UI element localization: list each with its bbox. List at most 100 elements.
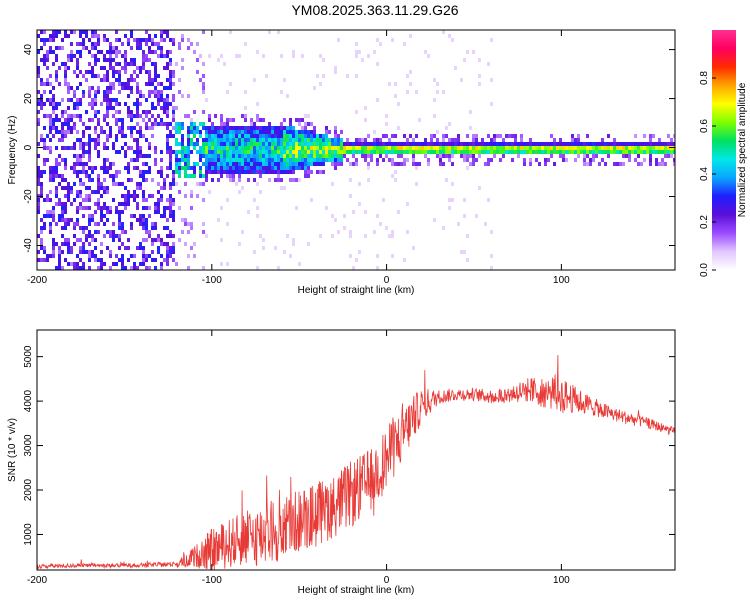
spectrogram-cell: [331, 150, 334, 154]
spectrogram-cell: [442, 154, 445, 158]
spectrogram-cell: [160, 174, 163, 178]
spectrogram-cell: [307, 242, 310, 246]
spectrogram-cell: [280, 54, 283, 58]
spectrogram-cell: [67, 222, 70, 226]
spectrogram-cell: [187, 222, 190, 226]
spectrogram-cell: [67, 186, 70, 190]
spectrogram-cell: [49, 90, 52, 94]
spectrogram-cell: [460, 142, 463, 146]
spectrogram-cell: [85, 70, 88, 74]
spectrogram-cell: [550, 134, 553, 138]
spectrogram-cell: [157, 250, 160, 254]
spectrogram-cell: [328, 158, 331, 162]
spectrogram-cell: [76, 114, 79, 118]
spectrogram-cell: [136, 98, 139, 102]
spectrogram-cell: [133, 198, 136, 202]
spectrogram-cell: [67, 242, 70, 246]
spectrogram-cell: [364, 150, 367, 154]
spectrogram-cell: [40, 190, 43, 194]
spectrogram-cell: [634, 146, 637, 150]
spectrogram-cell: [100, 102, 103, 106]
spectrogram-cell: [127, 86, 130, 90]
spectrogram-cell: [205, 146, 208, 150]
spectrogram-cell: [175, 126, 178, 130]
spectrogram-cell: [292, 162, 295, 166]
spectrogram-cell: [172, 134, 175, 138]
spectrogram-cell: [259, 118, 262, 122]
spectrogram-cell: [427, 150, 430, 154]
spectrogram-cell: [253, 142, 256, 146]
spectrogram-cell: [448, 146, 451, 150]
spectrogram-cell: [382, 198, 385, 202]
spectrogram-cell: [169, 182, 172, 186]
spectrogram-cell: [280, 150, 283, 154]
spectrogram-cell: [82, 266, 85, 270]
spectrogram-cell: [46, 158, 49, 162]
spectrogram-cell: [457, 146, 460, 150]
spectrogram-cell: [70, 86, 73, 90]
spectrogram-cell: [139, 218, 142, 222]
spectrogram-cell: [85, 194, 88, 198]
spectrogram-cell: [55, 166, 58, 170]
spectrogram-cell: [280, 158, 283, 162]
spectrogram-cell: [604, 162, 607, 166]
spectrogram-cell: [172, 42, 175, 46]
spectrogram-cell: [172, 182, 175, 186]
spectrogram-cell: [64, 206, 67, 210]
spectrogram-cell: [61, 62, 64, 66]
spectrogram-cell: [520, 138, 523, 142]
spectrogram-cell: [118, 130, 121, 134]
spectrogram-cell: [94, 202, 97, 206]
spectrogram-cell: [250, 146, 253, 150]
spectrogram-cell: [58, 82, 61, 86]
spectrogram-cell: [145, 54, 148, 58]
spectrogram-cell: [61, 202, 64, 206]
spectrogram-cell: [364, 210, 367, 214]
spectrogram-cell: [406, 158, 409, 162]
spectrogram-cell: [175, 130, 178, 134]
spectrogram-cell: [175, 122, 178, 126]
spectrogram-cell: [94, 74, 97, 78]
spectrogram-cell: [190, 138, 193, 142]
spectrogram-cell: [76, 210, 79, 214]
spectrogram-cell: [133, 114, 136, 118]
spectrogram-cell: [466, 234, 469, 238]
spectrogram-cell: [322, 158, 325, 162]
spectrogram-cell: [166, 142, 169, 146]
spectrogram-cell: [217, 146, 220, 150]
spectrogram-cell: [298, 146, 301, 150]
spectrogram-cell: [136, 154, 139, 158]
spectrogram-cell: [643, 142, 646, 146]
spectrogram-cell: [283, 186, 286, 190]
spectrogram-cell: [97, 110, 100, 114]
spectrogram-cell: [130, 58, 133, 62]
spectrogram-cell: [259, 170, 262, 174]
spectrogram-cell: [112, 58, 115, 62]
spectrogram-cell: [259, 146, 262, 150]
spectrogram-cell: [142, 62, 145, 66]
spectrogram-cell: [106, 90, 109, 94]
spectrogram-cell: [232, 118, 235, 122]
spectrogram-cell: [376, 254, 379, 258]
spectrogram-cell: [139, 186, 142, 190]
spectrogram-cell: [97, 42, 100, 46]
spectrogram-cell: [262, 166, 265, 170]
y-tick-label: 20: [23, 93, 34, 105]
spectrogram-cell: [496, 146, 499, 150]
spectrogram-cell: [49, 222, 52, 226]
spectrogram-cell: [145, 254, 148, 258]
spectrogram-cell: [37, 74, 40, 78]
spectrogram-cell: [229, 138, 232, 142]
spectrogram-cell: [358, 138, 361, 142]
spectrogram-cell: [355, 54, 358, 58]
spectrogram-cell: [154, 34, 157, 38]
spectrogram-cell: [52, 106, 55, 110]
spectrogram-cell: [139, 134, 142, 138]
spectrogram-cell: [304, 158, 307, 162]
spectrogram-cell: [40, 170, 43, 174]
spectrogram-cell: [223, 158, 226, 162]
spectrogram-cell: [109, 46, 112, 50]
spectrogram-cell: [55, 146, 58, 150]
spectrogram-cell: [76, 50, 79, 54]
spectrogram-cell: [469, 154, 472, 158]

- **Task directions**:
Write out the items from the line with "spectrogram-cell: [331, 150, 334, 154]" to the line with "spectrogram-cell: [328, 158, 331, 162]", copying each one exactly.

- **Output below**:
spectrogram-cell: [331, 150, 334, 154]
spectrogram-cell: [442, 154, 445, 158]
spectrogram-cell: [160, 174, 163, 178]
spectrogram-cell: [307, 242, 310, 246]
spectrogram-cell: [280, 54, 283, 58]
spectrogram-cell: [67, 222, 70, 226]
spectrogram-cell: [187, 222, 190, 226]
spectrogram-cell: [67, 186, 70, 190]
spectrogram-cell: [49, 90, 52, 94]
spectrogram-cell: [460, 142, 463, 146]
spectrogram-cell: [85, 70, 88, 74]
spectrogram-cell: [550, 134, 553, 138]
spectrogram-cell: [157, 250, 160, 254]
spectrogram-cell: [328, 158, 331, 162]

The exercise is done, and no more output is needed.